■ Reportagem fornecida ■
^^^^
|
Texto Anterior | Índice
ARTES VISUAIS
EXPOSIÇÃO
Projeto na Tate Modern exibe obras de 13 crianças e adolescentes escolhidos entre 14 mil pessoas; brasileiro aborda a seca
Água transporta jovens à galeria londrina
MARIA LUIZA ABBOTT
DE LONDRES
Para artistas renomados do
mundo, fazer parte de uma exposição na Tate Modern, em Londres, é o auge da carreira. Para o
brasileiro Felipe Rodrigues, 16,
pode ter sido apenas o começo.
Rodrigues faz parte de um grupo de 13 crianças e adolescentes
escolhidos entre mais de 14 mil jovens artistas para expor suas
obras de arte na mostra "Splash!
Our Relationship with Water"
(Splash! Nossa Relação com a
Água), na galeria londrina.
^^^^
■ Linhas listadas ■
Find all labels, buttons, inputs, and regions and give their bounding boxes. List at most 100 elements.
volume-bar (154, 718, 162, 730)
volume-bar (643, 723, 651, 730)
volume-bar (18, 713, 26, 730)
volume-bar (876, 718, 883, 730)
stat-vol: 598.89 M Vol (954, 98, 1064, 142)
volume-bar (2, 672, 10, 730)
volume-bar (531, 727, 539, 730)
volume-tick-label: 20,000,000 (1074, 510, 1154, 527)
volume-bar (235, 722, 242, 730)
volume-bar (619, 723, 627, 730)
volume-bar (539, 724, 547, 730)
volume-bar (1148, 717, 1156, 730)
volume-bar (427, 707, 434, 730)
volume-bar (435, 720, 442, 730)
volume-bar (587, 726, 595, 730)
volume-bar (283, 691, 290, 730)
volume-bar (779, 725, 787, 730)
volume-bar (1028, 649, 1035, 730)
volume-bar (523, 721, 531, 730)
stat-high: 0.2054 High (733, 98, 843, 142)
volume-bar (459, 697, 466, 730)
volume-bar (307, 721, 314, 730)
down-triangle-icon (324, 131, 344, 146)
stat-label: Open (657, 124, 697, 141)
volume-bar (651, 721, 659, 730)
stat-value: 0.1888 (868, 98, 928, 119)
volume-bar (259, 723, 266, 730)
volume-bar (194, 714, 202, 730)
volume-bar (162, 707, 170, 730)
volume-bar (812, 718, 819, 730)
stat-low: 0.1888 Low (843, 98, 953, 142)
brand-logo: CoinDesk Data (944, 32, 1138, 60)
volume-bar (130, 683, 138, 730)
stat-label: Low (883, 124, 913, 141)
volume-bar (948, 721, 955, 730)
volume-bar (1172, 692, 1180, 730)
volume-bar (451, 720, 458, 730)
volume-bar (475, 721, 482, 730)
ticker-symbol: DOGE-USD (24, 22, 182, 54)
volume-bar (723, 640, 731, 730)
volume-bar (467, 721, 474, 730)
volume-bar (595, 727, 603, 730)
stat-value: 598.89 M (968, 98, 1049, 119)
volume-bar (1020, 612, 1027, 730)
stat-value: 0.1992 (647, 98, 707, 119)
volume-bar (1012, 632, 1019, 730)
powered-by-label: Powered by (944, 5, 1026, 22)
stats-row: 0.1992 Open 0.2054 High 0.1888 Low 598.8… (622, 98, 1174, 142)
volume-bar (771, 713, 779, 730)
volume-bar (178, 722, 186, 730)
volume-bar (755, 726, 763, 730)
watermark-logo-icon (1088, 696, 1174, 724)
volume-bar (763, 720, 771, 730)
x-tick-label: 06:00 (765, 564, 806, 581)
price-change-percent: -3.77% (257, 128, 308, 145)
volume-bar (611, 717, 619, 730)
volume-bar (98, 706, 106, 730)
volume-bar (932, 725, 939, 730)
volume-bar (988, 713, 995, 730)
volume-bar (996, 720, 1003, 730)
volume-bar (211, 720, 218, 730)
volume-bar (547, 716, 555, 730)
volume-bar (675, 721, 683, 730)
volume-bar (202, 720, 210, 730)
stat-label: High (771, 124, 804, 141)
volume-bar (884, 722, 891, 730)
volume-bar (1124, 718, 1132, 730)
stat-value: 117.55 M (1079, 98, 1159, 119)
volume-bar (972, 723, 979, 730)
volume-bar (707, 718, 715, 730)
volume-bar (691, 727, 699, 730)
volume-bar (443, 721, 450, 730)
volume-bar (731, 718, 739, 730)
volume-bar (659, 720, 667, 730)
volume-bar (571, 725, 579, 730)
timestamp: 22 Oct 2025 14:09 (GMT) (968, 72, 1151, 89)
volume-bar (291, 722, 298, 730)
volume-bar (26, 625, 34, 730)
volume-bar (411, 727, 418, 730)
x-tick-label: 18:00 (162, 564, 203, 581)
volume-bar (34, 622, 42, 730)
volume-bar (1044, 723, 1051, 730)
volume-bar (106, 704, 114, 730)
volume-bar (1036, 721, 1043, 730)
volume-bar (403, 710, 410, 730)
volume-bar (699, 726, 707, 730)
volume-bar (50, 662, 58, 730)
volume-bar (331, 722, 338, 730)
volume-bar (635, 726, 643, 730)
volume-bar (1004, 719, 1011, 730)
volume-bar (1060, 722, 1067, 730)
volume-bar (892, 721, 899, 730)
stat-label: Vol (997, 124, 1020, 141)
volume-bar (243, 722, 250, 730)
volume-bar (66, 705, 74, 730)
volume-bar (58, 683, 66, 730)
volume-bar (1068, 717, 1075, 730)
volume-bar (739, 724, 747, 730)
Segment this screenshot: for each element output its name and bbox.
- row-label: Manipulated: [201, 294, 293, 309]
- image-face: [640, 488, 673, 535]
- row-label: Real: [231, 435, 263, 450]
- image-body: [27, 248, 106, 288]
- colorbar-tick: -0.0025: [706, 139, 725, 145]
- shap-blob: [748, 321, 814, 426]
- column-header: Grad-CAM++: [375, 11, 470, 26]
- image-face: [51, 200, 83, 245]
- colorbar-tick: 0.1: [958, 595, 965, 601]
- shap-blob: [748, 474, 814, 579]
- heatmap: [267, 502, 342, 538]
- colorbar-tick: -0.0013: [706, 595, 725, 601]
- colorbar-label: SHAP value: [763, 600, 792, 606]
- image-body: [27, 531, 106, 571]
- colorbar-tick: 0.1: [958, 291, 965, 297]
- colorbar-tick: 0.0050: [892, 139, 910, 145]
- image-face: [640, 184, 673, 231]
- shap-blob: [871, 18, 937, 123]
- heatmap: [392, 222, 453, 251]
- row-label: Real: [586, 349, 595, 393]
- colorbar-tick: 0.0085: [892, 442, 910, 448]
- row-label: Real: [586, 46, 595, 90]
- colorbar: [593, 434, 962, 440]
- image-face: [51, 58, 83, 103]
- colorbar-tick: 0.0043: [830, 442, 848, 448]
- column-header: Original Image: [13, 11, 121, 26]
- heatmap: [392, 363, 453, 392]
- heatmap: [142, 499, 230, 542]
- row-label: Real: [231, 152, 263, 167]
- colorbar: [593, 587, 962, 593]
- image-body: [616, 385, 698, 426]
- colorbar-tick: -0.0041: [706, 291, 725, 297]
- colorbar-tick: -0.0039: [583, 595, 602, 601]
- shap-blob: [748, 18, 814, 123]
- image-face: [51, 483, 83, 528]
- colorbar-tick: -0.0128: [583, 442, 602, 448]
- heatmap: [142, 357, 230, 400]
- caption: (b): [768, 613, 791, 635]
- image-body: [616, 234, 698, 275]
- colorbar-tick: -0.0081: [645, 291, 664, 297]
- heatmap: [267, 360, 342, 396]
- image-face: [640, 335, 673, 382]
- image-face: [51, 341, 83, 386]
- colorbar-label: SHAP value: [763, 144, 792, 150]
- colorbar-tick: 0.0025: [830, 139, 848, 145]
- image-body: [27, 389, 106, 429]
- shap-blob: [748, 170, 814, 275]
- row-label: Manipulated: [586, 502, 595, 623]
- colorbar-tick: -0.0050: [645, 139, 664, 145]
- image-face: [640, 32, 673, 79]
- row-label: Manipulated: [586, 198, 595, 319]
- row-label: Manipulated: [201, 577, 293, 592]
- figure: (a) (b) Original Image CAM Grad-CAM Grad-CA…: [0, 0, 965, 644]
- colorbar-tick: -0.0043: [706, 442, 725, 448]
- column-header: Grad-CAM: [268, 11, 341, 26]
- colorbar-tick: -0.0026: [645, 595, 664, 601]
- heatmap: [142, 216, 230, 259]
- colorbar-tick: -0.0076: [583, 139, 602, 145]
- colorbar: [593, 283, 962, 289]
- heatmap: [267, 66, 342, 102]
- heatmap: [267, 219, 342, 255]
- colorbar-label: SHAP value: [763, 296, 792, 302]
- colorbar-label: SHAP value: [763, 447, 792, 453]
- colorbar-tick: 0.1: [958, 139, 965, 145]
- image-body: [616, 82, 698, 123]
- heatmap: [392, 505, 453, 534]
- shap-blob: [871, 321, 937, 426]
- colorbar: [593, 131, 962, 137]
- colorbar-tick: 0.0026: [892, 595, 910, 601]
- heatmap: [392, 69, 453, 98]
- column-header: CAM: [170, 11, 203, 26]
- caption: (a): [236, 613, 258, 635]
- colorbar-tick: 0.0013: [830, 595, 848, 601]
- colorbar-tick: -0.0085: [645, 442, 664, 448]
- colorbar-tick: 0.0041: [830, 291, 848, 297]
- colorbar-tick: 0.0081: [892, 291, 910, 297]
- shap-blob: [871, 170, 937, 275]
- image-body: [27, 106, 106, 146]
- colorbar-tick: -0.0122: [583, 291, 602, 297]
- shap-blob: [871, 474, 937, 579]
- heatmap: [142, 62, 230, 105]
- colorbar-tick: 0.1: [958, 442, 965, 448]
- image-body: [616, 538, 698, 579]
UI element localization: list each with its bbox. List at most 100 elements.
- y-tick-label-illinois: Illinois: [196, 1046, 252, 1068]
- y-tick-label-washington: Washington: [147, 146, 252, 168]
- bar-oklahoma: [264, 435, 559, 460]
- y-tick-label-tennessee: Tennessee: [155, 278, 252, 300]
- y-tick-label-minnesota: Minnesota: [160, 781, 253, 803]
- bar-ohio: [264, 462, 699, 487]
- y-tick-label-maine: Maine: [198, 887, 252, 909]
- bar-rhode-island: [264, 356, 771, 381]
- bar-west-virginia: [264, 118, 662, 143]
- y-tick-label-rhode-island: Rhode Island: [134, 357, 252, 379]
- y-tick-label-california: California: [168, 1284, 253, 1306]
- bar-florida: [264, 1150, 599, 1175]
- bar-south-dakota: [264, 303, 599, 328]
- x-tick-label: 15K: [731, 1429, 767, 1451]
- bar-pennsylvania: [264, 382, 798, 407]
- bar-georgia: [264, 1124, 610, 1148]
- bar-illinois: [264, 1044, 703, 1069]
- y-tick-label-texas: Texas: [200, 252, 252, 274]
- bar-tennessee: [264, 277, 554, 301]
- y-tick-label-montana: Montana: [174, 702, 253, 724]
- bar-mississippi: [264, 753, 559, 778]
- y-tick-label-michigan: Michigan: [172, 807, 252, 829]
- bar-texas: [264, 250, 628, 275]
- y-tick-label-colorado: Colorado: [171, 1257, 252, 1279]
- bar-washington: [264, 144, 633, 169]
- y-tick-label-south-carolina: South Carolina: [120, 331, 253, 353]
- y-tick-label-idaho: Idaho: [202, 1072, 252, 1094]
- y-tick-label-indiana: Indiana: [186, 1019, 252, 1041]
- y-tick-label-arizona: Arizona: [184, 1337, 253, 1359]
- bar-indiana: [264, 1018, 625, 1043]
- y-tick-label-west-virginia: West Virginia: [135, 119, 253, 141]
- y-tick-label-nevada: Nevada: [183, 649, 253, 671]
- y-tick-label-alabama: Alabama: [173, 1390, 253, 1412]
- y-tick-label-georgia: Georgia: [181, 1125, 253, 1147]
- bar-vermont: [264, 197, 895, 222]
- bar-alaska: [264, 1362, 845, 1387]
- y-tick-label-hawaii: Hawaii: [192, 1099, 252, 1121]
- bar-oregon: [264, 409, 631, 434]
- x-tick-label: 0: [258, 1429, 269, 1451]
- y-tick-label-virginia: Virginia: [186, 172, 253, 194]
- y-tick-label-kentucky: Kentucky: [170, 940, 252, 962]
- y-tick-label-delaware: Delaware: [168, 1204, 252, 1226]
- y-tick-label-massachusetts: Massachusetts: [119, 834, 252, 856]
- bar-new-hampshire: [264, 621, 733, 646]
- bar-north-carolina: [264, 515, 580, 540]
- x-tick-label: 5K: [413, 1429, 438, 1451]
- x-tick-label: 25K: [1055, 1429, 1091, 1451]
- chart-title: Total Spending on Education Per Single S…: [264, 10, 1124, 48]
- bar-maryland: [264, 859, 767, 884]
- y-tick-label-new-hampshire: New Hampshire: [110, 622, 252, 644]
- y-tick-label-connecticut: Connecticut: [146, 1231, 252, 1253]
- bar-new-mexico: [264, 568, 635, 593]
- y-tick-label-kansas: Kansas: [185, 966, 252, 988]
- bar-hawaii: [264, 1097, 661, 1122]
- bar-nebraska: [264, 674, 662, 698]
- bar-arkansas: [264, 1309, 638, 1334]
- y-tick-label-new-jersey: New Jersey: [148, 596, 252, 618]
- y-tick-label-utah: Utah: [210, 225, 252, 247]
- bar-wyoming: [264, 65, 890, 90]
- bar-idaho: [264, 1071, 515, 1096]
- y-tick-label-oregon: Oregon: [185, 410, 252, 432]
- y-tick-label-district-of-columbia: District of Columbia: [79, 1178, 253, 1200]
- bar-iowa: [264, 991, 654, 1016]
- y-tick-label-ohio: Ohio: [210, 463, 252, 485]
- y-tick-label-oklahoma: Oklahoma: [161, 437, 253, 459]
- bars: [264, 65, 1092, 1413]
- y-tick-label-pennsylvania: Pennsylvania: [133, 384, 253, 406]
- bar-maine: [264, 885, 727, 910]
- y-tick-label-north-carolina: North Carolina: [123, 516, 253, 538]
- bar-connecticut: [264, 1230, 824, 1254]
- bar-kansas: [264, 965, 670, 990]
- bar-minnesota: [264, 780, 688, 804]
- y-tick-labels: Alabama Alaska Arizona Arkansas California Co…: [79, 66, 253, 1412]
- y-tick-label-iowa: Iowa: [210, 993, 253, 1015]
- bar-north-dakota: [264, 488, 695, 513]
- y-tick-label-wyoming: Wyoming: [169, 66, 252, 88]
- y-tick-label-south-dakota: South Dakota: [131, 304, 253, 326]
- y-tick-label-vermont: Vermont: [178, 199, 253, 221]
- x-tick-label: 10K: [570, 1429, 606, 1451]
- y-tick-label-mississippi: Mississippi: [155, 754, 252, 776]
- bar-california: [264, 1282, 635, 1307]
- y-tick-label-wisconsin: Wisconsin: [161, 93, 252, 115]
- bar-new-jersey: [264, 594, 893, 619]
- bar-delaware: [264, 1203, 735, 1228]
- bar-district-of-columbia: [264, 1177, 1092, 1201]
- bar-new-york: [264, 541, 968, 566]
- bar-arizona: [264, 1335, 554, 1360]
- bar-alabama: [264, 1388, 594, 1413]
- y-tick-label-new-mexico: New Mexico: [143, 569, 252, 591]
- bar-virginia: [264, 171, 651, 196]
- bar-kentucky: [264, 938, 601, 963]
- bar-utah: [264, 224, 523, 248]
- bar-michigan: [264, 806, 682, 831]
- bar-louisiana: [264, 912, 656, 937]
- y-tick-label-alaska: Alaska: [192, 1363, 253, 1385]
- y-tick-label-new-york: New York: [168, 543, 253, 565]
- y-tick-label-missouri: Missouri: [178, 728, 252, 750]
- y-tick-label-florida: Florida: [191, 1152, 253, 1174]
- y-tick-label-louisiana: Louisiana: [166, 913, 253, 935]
^^^^
■ Lista de tarefas ■
1) Segundo a reportagem sobre a exposição na Tate Modern, por que as obras de Felipe Rodrigues estão expostas na galeria londrina? Responda em até três frases.
2) Por favor, dê sequência à reportagem sobre a exposição na Tate Modern a partir da última frase apresentada.
Essas linhas foram tiradas de outra fonte.

■ Respostas por tarefa ■
1) Felipe Rodrigues faz parte de um grupo de 13 crianças e adolescentes escolhidos entre mais de 14 mil jovens artistas. Esse grupo foi selecionado para expor suas obras na mostra "Splash! Our Relationship with Water", na Tate Modern.

2)
A mostra integra um projeto
patrocinado pela empresa Unilever que pretende estimular a ousadia criadora de crianças e adolescentes, além de artistas consagrados, em temas relacionados
com a natureza. É parte dele a instalação do sueco Olafur Eliasson,
com projeções do sol, um enorme
espelho e uma névoa constante.
Em sua temporada na Tate Modern, a instalação tem provocado
admiração, mas também controvérsias, como tantas outras obras
apresentadas por esse que é um
mais respeitados museus de arte
contemporânea do mundo.
Imigrantes
Para a criação artística das
crianças, o tema do projeto da
Unilever é a água e o seu uso renovável. A obra de Rodrigues se destaca das demais: é a única em que
a água não aparece. É também
uma instalação, sem envolver
pincéis nem cinzéis.
A obra chama-se "Retirante" e é
feita com folhas secas, gravetos,
capim e terra escura. Por cima,
pares de chinelo de borracha e tênis, de tamanhos diferentes, mas
todos gastos pelo uso.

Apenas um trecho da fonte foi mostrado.